(Items from a data source)
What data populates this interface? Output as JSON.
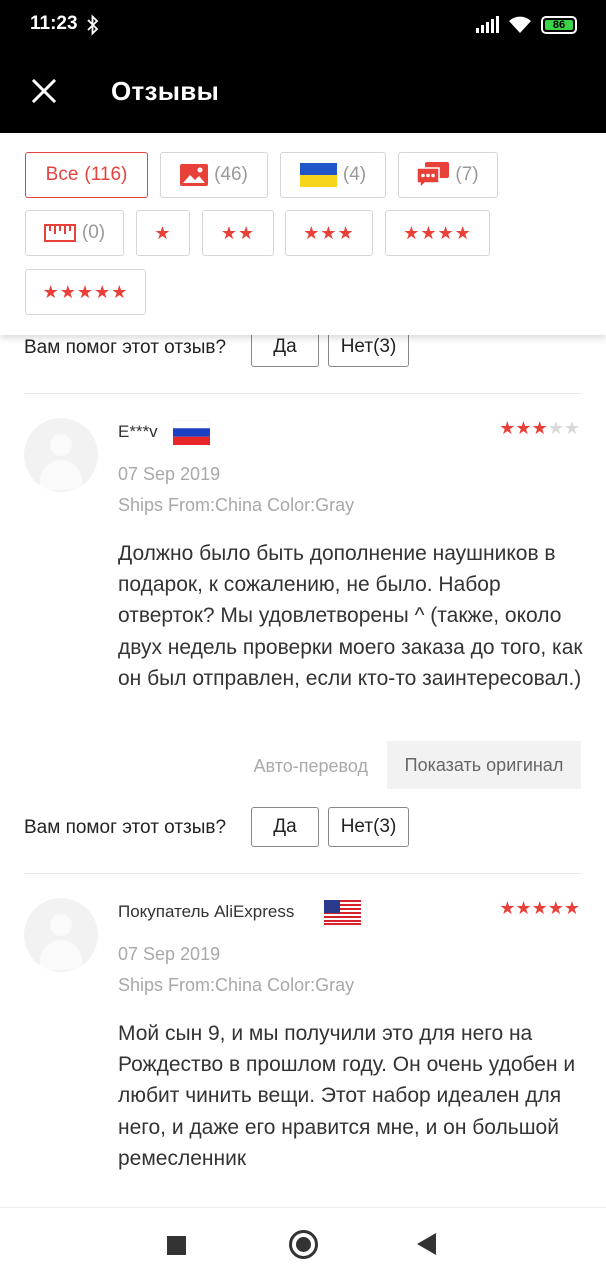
{
  "status_bar": {
    "time": "11:23",
    "battery": "86",
    "icons": [
      "bluetooth-icon",
      "signal-icon",
      "wifi-icon",
      "battery-icon"
    ]
  },
  "header": {
    "title": "Отзывы",
    "close_icon": "close-icon"
  },
  "filters": {
    "all": {
      "label": "Все",
      "count": "(116)"
    },
    "photos": {
      "icon": "photo-icon",
      "count": "(46)"
    },
    "ukraine": {
      "icon": "ukraine-flag-icon",
      "count": "(4)"
    },
    "comments": {
      "icon": "chat-icon",
      "count": "(7)"
    },
    "size": {
      "icon": "ruler-icon",
      "count": "(0)"
    },
    "star_1": "★",
    "star_2": "★★",
    "star_3": "★★★",
    "star_4": "★★★★",
    "star_5": "★★★★★"
  },
  "helpful": {
    "label": "Вам помог этот отзыв?",
    "yes": "Да",
    "no": "Нет(3)"
  },
  "reviews": [
    {
      "author": "E***v",
      "country_flag": "russia-flag-icon",
      "rating": 3,
      "rating_on": "★★★",
      "rating_off": "★★",
      "date": "07 Sep 2019",
      "ships": "Ships From:China Color:Gray",
      "text": "Должно было быть дополнение наушников в подарок, к сожалению, не было. Набор отверток? Мы удовлетворены ^ (также, около двух недель проверки моего заказа до того, как он был отправлен, если кто-то заинтересовал.)",
      "auto_translate": "Авто-перевод",
      "show_original": "Показать оригинал"
    },
    {
      "author": "Покупатель AliExpress",
      "country_flag": "usa-flag-icon",
      "rating": 5,
      "rating_on": "★★★★★",
      "rating_off": "",
      "date": "07 Sep 2019",
      "ships": "Ships From:China Color:Gray",
      "text": "Мой сын 9, и мы получили это для него на Рождество в прошлом году. Он очень удобен и любит чинить вещи. Этот набор идеален для него, и даже его нравится мне, и он большой ремесленник"
    }
  ],
  "colors": {
    "accent": "#e64340",
    "star": "#e8413a",
    "header_bg": "#000000"
  },
  "nav": {
    "icons": [
      "recents-square-icon",
      "home-circle-icon",
      "back-triangle-icon"
    ]
  }
}
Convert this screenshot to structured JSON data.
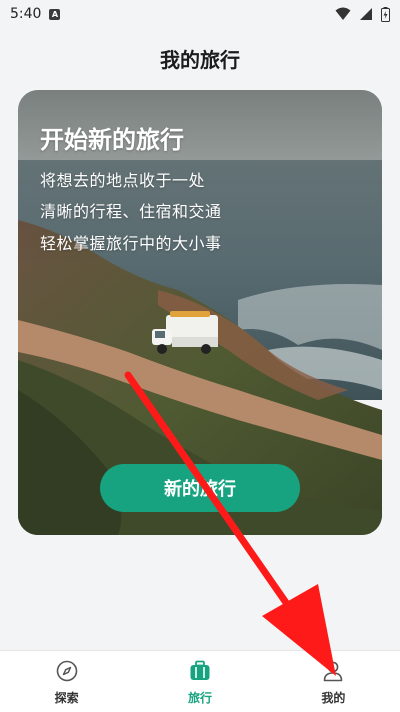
{
  "status_bar": {
    "time": "5:40",
    "notification_badge": "A"
  },
  "header": {
    "title": "我的旅行"
  },
  "hero": {
    "title": "开始新的旅行",
    "lines": [
      "将想去的地点收于一处",
      "清晰的行程、住宿和交通",
      "轻松掌握旅行中的大小事"
    ],
    "button_label": "新的旅行"
  },
  "bottom_nav": {
    "items": [
      {
        "label": "探索",
        "icon": "compass-icon",
        "active": false
      },
      {
        "label": "旅行",
        "icon": "suitcase-icon",
        "active": true
      },
      {
        "label": "我的",
        "icon": "user-icon",
        "active": false
      }
    ]
  },
  "colors": {
    "accent": "#17a37f",
    "background": "#f3f4f6",
    "annotation": "#ff1a1a"
  }
}
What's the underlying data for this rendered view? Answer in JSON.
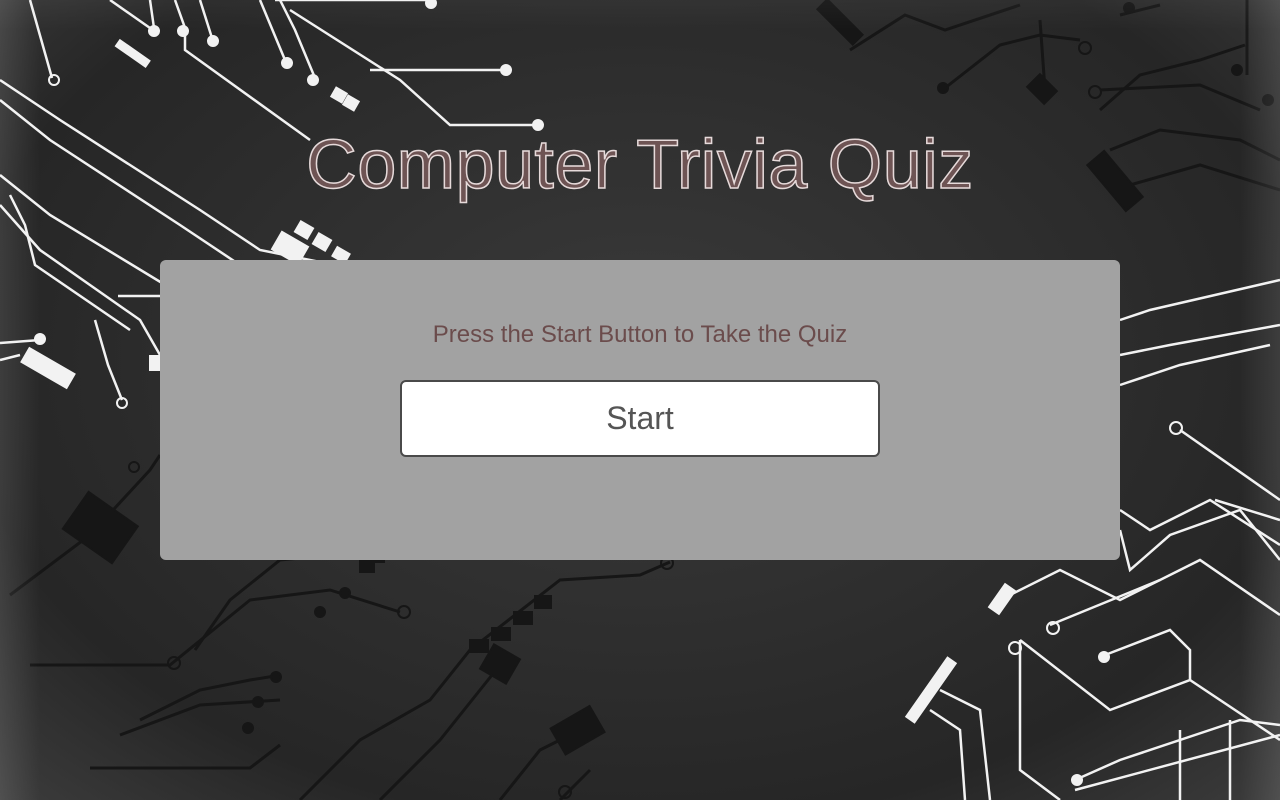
{
  "page": {
    "title": "Computer Trivia Quiz",
    "background_style": "dark circuit-board pattern"
  },
  "card": {
    "message": "Press the Start Button to Take the Quiz",
    "start_label": "Start"
  },
  "colors": {
    "title_fill": "#6e5454",
    "title_outline": "#e6dada",
    "card_background": "#a2a2a2",
    "message_text": "#6b4c4c",
    "button_background": "#ffffff",
    "button_text": "#555555",
    "page_background": "#2e2e2e"
  }
}
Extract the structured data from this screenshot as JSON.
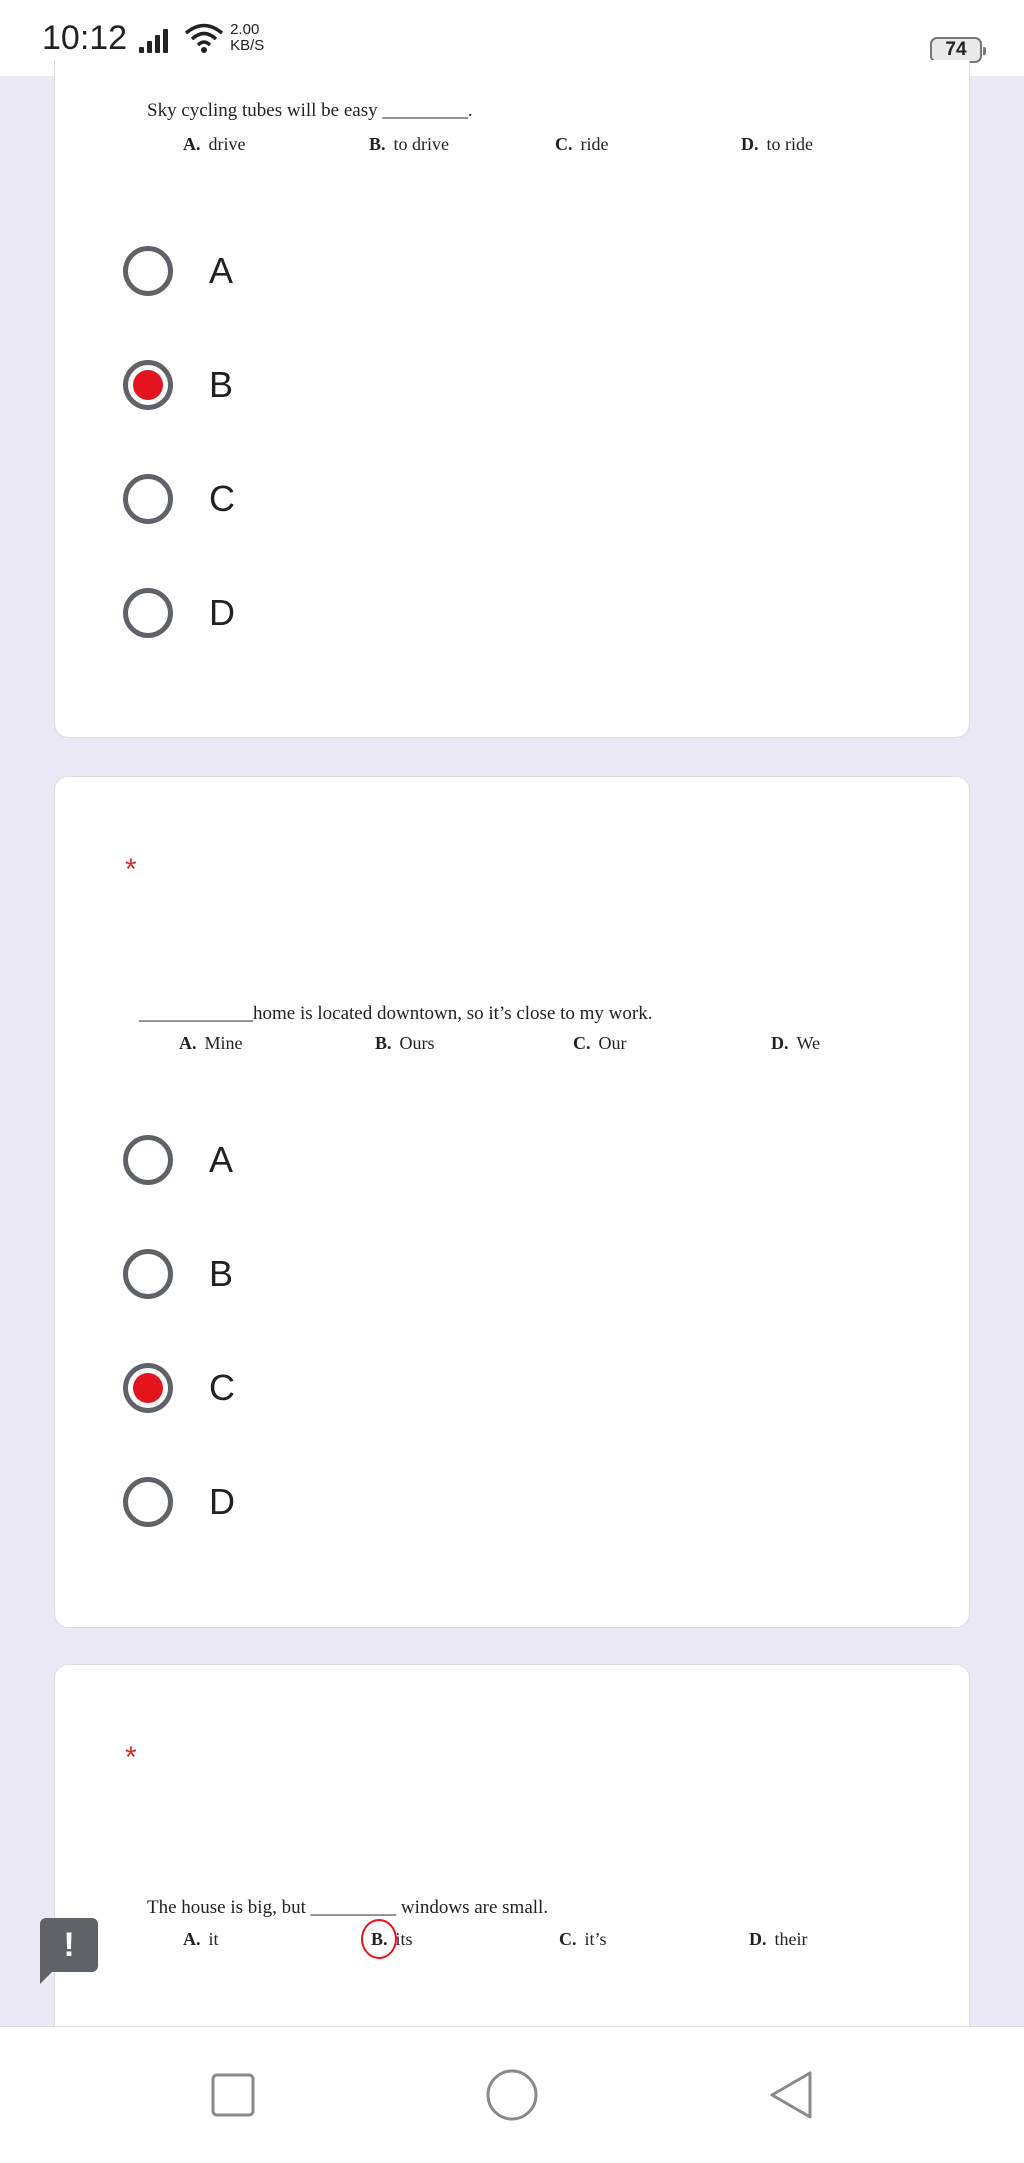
{
  "status_bar": {
    "time": "10:12",
    "net_speed_value": "2.00",
    "net_speed_unit": "KB/S",
    "battery": "74"
  },
  "questions": [
    {
      "required": false,
      "sentence": "Sky cycling tubes will be easy _________.",
      "choices": [
        {
          "letter": "A.",
          "text": "drive"
        },
        {
          "letter": "B.",
          "text": "to drive"
        },
        {
          "letter": "C.",
          "text": "ride"
        },
        {
          "letter": "D.",
          "text": "to ride"
        }
      ],
      "options": [
        "A",
        "B",
        "C",
        "D"
      ],
      "selected": "B"
    },
    {
      "required": true,
      "star": "*",
      "sentence": "____________home is located downtown, so it’s close to my work.",
      "choices": [
        {
          "letter": "A.",
          "text": "Mine"
        },
        {
          "letter": "B.",
          "text": "Ours"
        },
        {
          "letter": "C.",
          "text": "Our"
        },
        {
          "letter": "D.",
          "text": "We"
        }
      ],
      "options": [
        "A",
        "B",
        "C",
        "D"
      ],
      "selected": "C"
    },
    {
      "required": true,
      "star": "*",
      "sentence": "The house is big, but _________ windows are small.",
      "choices": [
        {
          "letter": "A.",
          "text": "it"
        },
        {
          "letter": "B.",
          "text": "its"
        },
        {
          "letter": "C.",
          "text": "it’s"
        },
        {
          "letter": "D.",
          "text": "their"
        }
      ],
      "marked_choice": "B."
    }
  ],
  "feedback_button": {
    "icon": "exclamation-icon",
    "glyph": "!"
  },
  "nav_bar": {
    "items": [
      "recents-square-icon",
      "home-circle-icon",
      "back-triangle-icon"
    ]
  },
  "colors": {
    "selected_radio": "#e4141e",
    "required_star": "#d93025",
    "page_bg": "#ece9f6"
  }
}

■ **YOUR TASK**
Return the material word for word. Pictures are not part of the copy.

■ **RESPONSE**
What data populates this interface? Output as JSON.
{
  "status_bar": {
    "time": "11:23",
    "battery": "86",
    "icons": [
      "bluetooth-icon",
      "signal-icon",
      "wifi-icon",
      "battery-icon"
    ]
  },
  "header": {
    "title": "Отзывы",
    "close_icon": "close-icon"
  },
  "filters": {
    "all": {
      "label": "Все",
      "count": "(116)"
    },
    "photos": {
      "icon": "photo-icon",
      "count": "(46)"
    },
    "ukraine": {
      "icon": "ukraine-flag-icon",
      "count": "(4)"
    },
    "comments": {
      "icon": "chat-icon",
      "count": "(7)"
    },
    "size": {
      "icon": "ruler-icon",
      "count": "(0)"
    },
    "star_1": "★",
    "star_2": "★★",
    "star_3": "★★★",
    "star_4": "★★★★",
    "star_5": "★★★★★"
  },
  "helpful": {
    "label": "Вам помог этот отзыв?",
    "yes": "Да",
    "no": "Нет(3)"
  },
  "reviews": [
    {
      "author": "E***v",
      "country_flag": "russia-flag-icon",
      "rating": 3,
      "rating_on": "★★★",
      "rating_off": "★★",
      "date": "07 Sep 2019",
      "ships": "Ships From:China Color:Gray",
      "text": "Должно было быть дополнение наушников в подарок, к сожалению, не было. Набор отверток? Мы удовлетворены ^ (также, около двух недель проверки моего заказа до того, как он был отправлен, если кто-то заинтересовал.)",
      "auto_translate": "Авто-перевод",
      "show_original": "Показать оригинал"
    },
    {
      "author": "Покупатель AliExpress",
      "country_flag": "usa-flag-icon",
      "rating": 5,
      "rating_on": "★★★★★",
      "rating_off": "",
      "date": "07 Sep 2019",
      "ships": "Ships From:China Color:Gray",
      "text": "Мой сын 9, и мы получили это для него на Рождество в прошлом году. Он очень удобен и любит чинить вещи. Этот набор идеален для него, и даже его нравится мне, и он большой ремесленник"
    }
  ],
  "colors": {
    "accent": "#e64340",
    "star": "#e8413a",
    "header_bg": "#000000"
  },
  "nav": {
    "icons": [
      "recents-square-icon",
      "home-circle-icon",
      "back-triangle-icon"
    ]
  }
}
Convert this screenshot to structured JSON data.
{
  "status_bar": {
    "time": "5:40",
    "notification_badge": "A"
  },
  "header": {
    "title": "我的旅行"
  },
  "hero": {
    "title": "开始新的旅行",
    "lines": [
      "将想去的地点收于一处",
      "清晰的行程、住宿和交通",
      "轻松掌握旅行中的大小事"
    ],
    "button_label": "新的旅行"
  },
  "bottom_nav": {
    "items": [
      {
        "label": "探索",
        "icon": "compass-icon",
        "active": false
      },
      {
        "label": "旅行",
        "icon": "suitcase-icon",
        "active": true
      },
      {
        "label": "我的",
        "icon": "user-icon",
        "active": false
      }
    ]
  },
  "colors": {
    "accent": "#17a37f",
    "background": "#f3f4f6",
    "annotation": "#ff1a1a"
  }
}
What's the underlying data for this rendered view? Answer in JSON.
{
  "page": {
    "title": "Computer Trivia Quiz",
    "background_style": "dark circuit-board pattern"
  },
  "card": {
    "message": "Press the Start Button to Take the Quiz",
    "start_label": "Start"
  },
  "colors": {
    "title_fill": "#6e5454",
    "title_outline": "#e6dada",
    "card_background": "#a2a2a2",
    "message_text": "#6b4c4c",
    "button_background": "#ffffff",
    "button_text": "#555555",
    "page_background": "#2e2e2e"
  }
}
Extract the structured data from this screenshot as JSON.
{
  "status_bar": {
    "time": "10:12",
    "net_speed_value": "2.00",
    "net_speed_unit": "KB/S",
    "battery": "74"
  },
  "questions": [
    {
      "required": false,
      "sentence": "Sky cycling tubes will be easy _________.",
      "choices": [
        {
          "letter": "A.",
          "text": "drive"
        },
        {
          "letter": "B.",
          "text": "to drive"
        },
        {
          "letter": "C.",
          "text": "ride"
        },
        {
          "letter": "D.",
          "text": "to ride"
        }
      ],
      "options": [
        "A",
        "B",
        "C",
        "D"
      ],
      "selected": "B"
    },
    {
      "required": true,
      "star": "*",
      "sentence": "____________home is located downtown, so it’s close to my work.",
      "choices": [
        {
          "letter": "A.",
          "text": "Mine"
        },
        {
          "letter": "B.",
          "text": "Ours"
        },
        {
          "letter": "C.",
          "text": "Our"
        },
        {
          "letter": "D.",
          "text": "We"
        }
      ],
      "options": [
        "A",
        "B",
        "C",
        "D"
      ],
      "selected": "C"
    },
    {
      "required": true,
      "star": "*",
      "sentence": "The house is big, but _________ windows are small.",
      "choices": [
        {
          "letter": "A.",
          "text": "it"
        },
        {
          "letter": "B.",
          "text": "its"
        },
        {
          "letter": "C.",
          "text": "it’s"
        },
        {
          "letter": "D.",
          "text": "their"
        }
      ],
      "marked_choice": "B."
    }
  ],
  "feedback_button": {
    "icon": "exclamation-icon",
    "glyph": "!"
  },
  "nav_bar": {
    "items": [
      "recents-square-icon",
      "home-circle-icon",
      "back-triangle-icon"
    ]
  },
  "colors": {
    "selected_radio": "#e4141e",
    "required_star": "#d93025",
    "page_bg": "#ece9f6"
  }
}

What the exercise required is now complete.